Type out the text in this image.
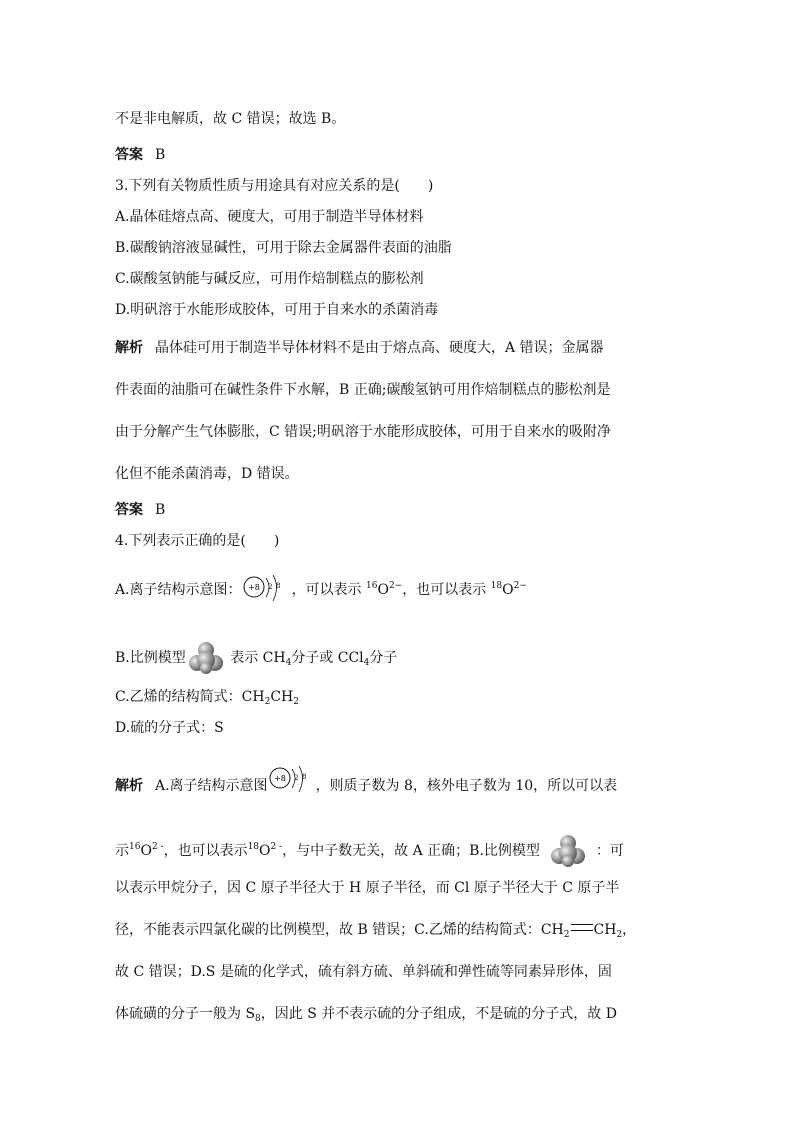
不是非电解质，故 C 错误；故选 B。
答案 B
3.下列有关物质性质与用途具有对应关系的是(　　)
A.晶体硅熔点高、硬度大，可用于制造半导体材料
B.碳酸钠溶液显碱性，可用于除去金属器件表面的油脂
C.碳酸氢钠能与碱反应，可用作焙制糕点的膨松剂
D.明矾溶于水能形成胶体，可用于自来水的杀菌消毒
解析 晶体硅可用于制造半导体材料不是由于熔点高、硬度大，A 错误；金属器
件表面的油脂可在碱性条件下水解，B 正确;碳酸氢钠可用作焙制糕点的膨松剂是
由于分解产生气体膨胀，C 错误;明矾溶于水能形成胶体，可用于自来水的吸附净
化但不能杀菌消毒，D 错误。
答案 B
4.下列表示正确的是(　　)
A.离子结构示意图： +8 2 8 ，可以表示 $^{16}O^{2-}$，也可以表示 $^{18}O^{2-}$
B.比例模型	表示 $CH_4$分子或 CCl$_4$分子
C.乙烯的结构简式：$CH_2CH_2$
D.硫的分子式：S
解析 A.离子结构示意图 +8 2 8
，则质子数为 8，核外电子数为 10，所以可以表
示$^{16}O^{2 -}$，也可以表示$^{18}O^{2 -}$，与中子数无关，故 A 正确；B.比例模型	：可
以表示甲烷分子，因 C 原子半径大于 H 原子半径，而 Cl 原子半径大于 C 原子半
径，不能表示四氯化碳的比例模型，故 B 错误；C.乙烯的结构简式：$CH_2$ $CH_2$，
故 C 错误；D.S 是硫的化学式，硫有斜方硫、单斜硫和弹性硫等同素异形体，固
体硫磺的分子一般为 $S_8$，因此 S 并不表示硫的分子组成，不是硫的分子式，故 D
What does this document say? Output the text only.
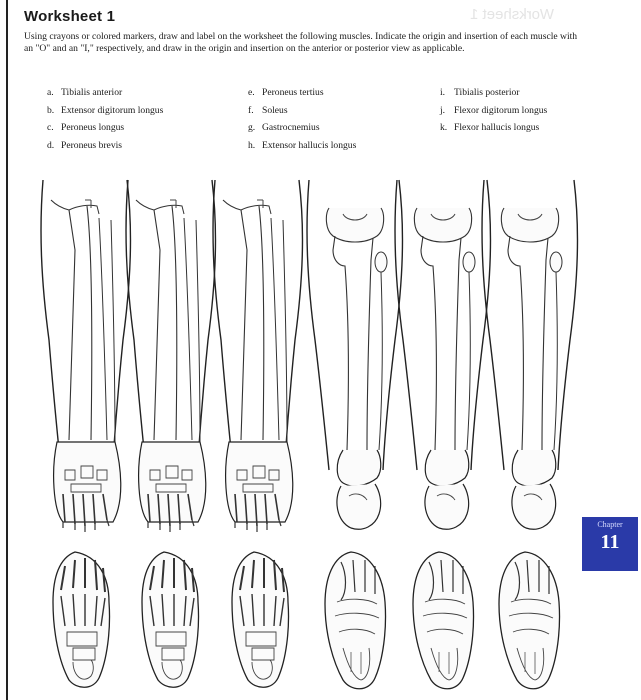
Worksheet 1
Worksheet 1
Using crayons or colored markers, draw and label on the worksheet the following muscles. Indicate the origin and insertion of each muscle with an "O" and an "I," respectively, and draw in the origin and insertion on the anterior or posterior view as applicable.
a. Tibialis anterior
b. Extensor digitorum longus
c. Peroneus longus
d. Peroneus brevis
e. Peroneus tertius
f. Soleus
g. Gastrocnemius
h. Extensor hallucis longus
i. Tibialis posterior
j. Flexor digitorum longus
k. Flexor hallucis longus
Chapter
11
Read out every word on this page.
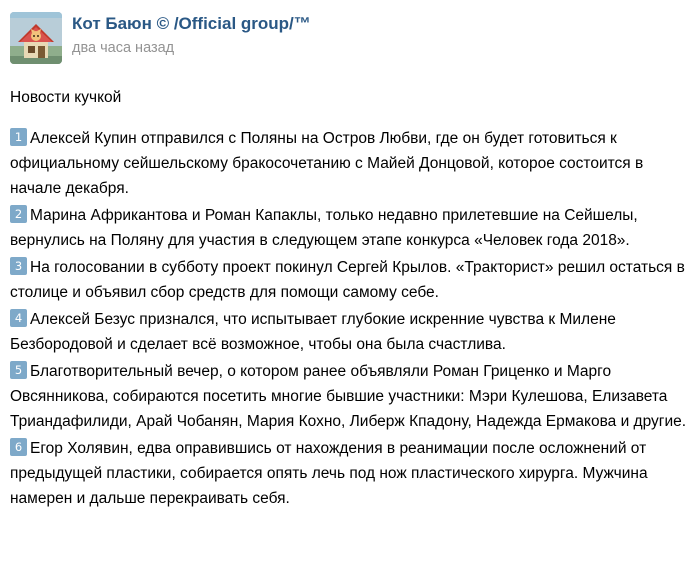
Кот Баюн © /Official group/™
два часа назад

Новости кучкой

1 Алексей Купин отправился с Поляны на Остров Любви, где он будет готовиться к официальному сейшельскому бракосочетанию с Майей Донцовой, которое состоится в начале декабря.
2 Марина Африкантова и Роман Капаклы, только недавно прилетевшие на Сейшелы, вернулись на Поляну для участия в следующем этапе конкурса «Человек года 2018».
3 На голосовании в субботу проект покинул Сергей Крылов. «Тракторист» решил остаться в столице и объявил сбор средств для помощи самому себе.
4 Алексей Безус признался, что испытывает глубокие искренние чувства к Милене Безбородовой и сделает всё возможное, чтобы она была счастлива.
5 Благотворительный вечер, о котором ранее объявляли Роман Гриценко и Марго Овсянникова, собираются посетить многие бывшие участники: Мэри Кулешова, Елизавета Триандафилиди, Арай Чобанян, Мария Кохно, Либерж Кпадону, Надежда Ермакова и другие.
6 Егор Холявин, едва оправившись от нахождения в реанимации после осложнений от предыдущей пластики, собирается опять лечь под нож пластического хирурга. Мужчина намерен и дальше перекраивать себя.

##########

DESCRIPTION OF THE TASK: Print the whole listing above once more, word for word, without its pictures.

THE COMPLETED TASK:
Type out the text in this image.
不是非电解质，故 C 错误；故选 B。
答案 B
3.下列有关物质性质与用途具有对应关系的是(　　)
A.晶体硅熔点高、硬度大，可用于制造半导体材料
B.碳酸钠溶液显碱性，可用于除去金属器件表面的油脂
C.碳酸氢钠能与碱反应，可用作焙制糕点的膨松剂
D.明矾溶于水能形成胶体，可用于自来水的杀菌消毒
解析 晶体硅可用于制造半导体材料不是由于熔点高、硬度大，A 错误；金属器
件表面的油脂可在碱性条件下水解，B 正确;碳酸氢钠可用作焙制糕点的膨松剂是
由于分解产生气体膨胀，C 错误;明矾溶于水能形成胶体，可用于自来水的吸附净
化但不能杀菌消毒，D 错误。
答案 B
4.下列表示正确的是(　　)
A.离子结构示意图： +8 2 8 ，可以表示 $^{16}O^{2-}$，也可以表示 $^{18}O^{2-}$
B.比例模型	表示 $CH_4$分子或 CCl$_4$分子
C.乙烯的结构简式：$CH_2CH_2$
D.硫的分子式：S
解析 A.离子结构示意图 +8 2 8
，则质子数为 8，核外电子数为 10，所以可以表
示$^{16}O^{2 -}$，也可以表示$^{18}O^{2 -}$，与中子数无关，故 A 正确；B.比例模型	：可
以表示甲烷分子，因 C 原子半径大于 H 原子半径，而 Cl 原子半径大于 C 原子半
径，不能表示四氯化碳的比例模型，故 B 错误；C.乙烯的结构简式：$CH_2$ $CH_2$，
故 C 错误；D.S 是硫的化学式，硫有斜方硫、单斜硫和弹性硫等同素异形体，固
体硫磺的分子一般为 $S_8$，因此 S 并不表示硫的分子组成，不是硫的分子式，故 D
What does this document say? Output the text only.
Worksheet 1
Worksheet 1
Using crayons or colored markers, draw and label on the worksheet the following muscles. Indicate the origin and insertion of each muscle with an "O" and an "I," respectively, and draw in the origin and insertion on the anterior or posterior view as applicable.
a. Tibialis anterior
b. Extensor digitorum longus
c. Peroneus longus
d. Peroneus brevis
e. Peroneus tertius
f. Soleus
g. Gastrocnemius
h. Extensor hallucis longus
i. Tibialis posterior
j. Flexor digitorum longus
k. Flexor hallucis longus
Chapter
11
Read out every word on this page.
Кот Баюн © /Official group/™
два часа назад

Новости кучкой

1 Алексей Купин отправился с Поляны на Остров Любви, где он будет готовиться к официальному сейшельскому бракосочетанию с Майей Донцовой, которое состоится в начале декабря.
2 Марина Африкантова и Роман Капаклы, только недавно прилетевшие на Сейшелы, вернулись на Поляну для участия в следующем этапе конкурса «Человек года 2018».
3 На голосовании в субботу проект покинул Сергей Крылов. «Тракторист» решил остаться в столице и объявил сбор средств для помощи самому себе.
4 Алексей Безус признался, что испытывает глубокие искренние чувства к Милене Безбородовой и сделает всё возможное, чтобы она была счастлива.
5 Благотворительный вечер, о котором ранее объявляли Роман Гриценко и Марго Овсянникова, собираются посетить многие бывшие участники: Мэри Кулешова, Елизавета Триандафилиди, Арай Чобанян, Мария Кохно, Либерж Кпадону, Надежда Ермакова и другие.
6 Егор Холявин, едва оправившись от нахождения в реанимации после осложнений от предыдущей пластики, собирается опять лечь под нож пластического хирурга. Мужчина намерен и дальше перекраивать себя.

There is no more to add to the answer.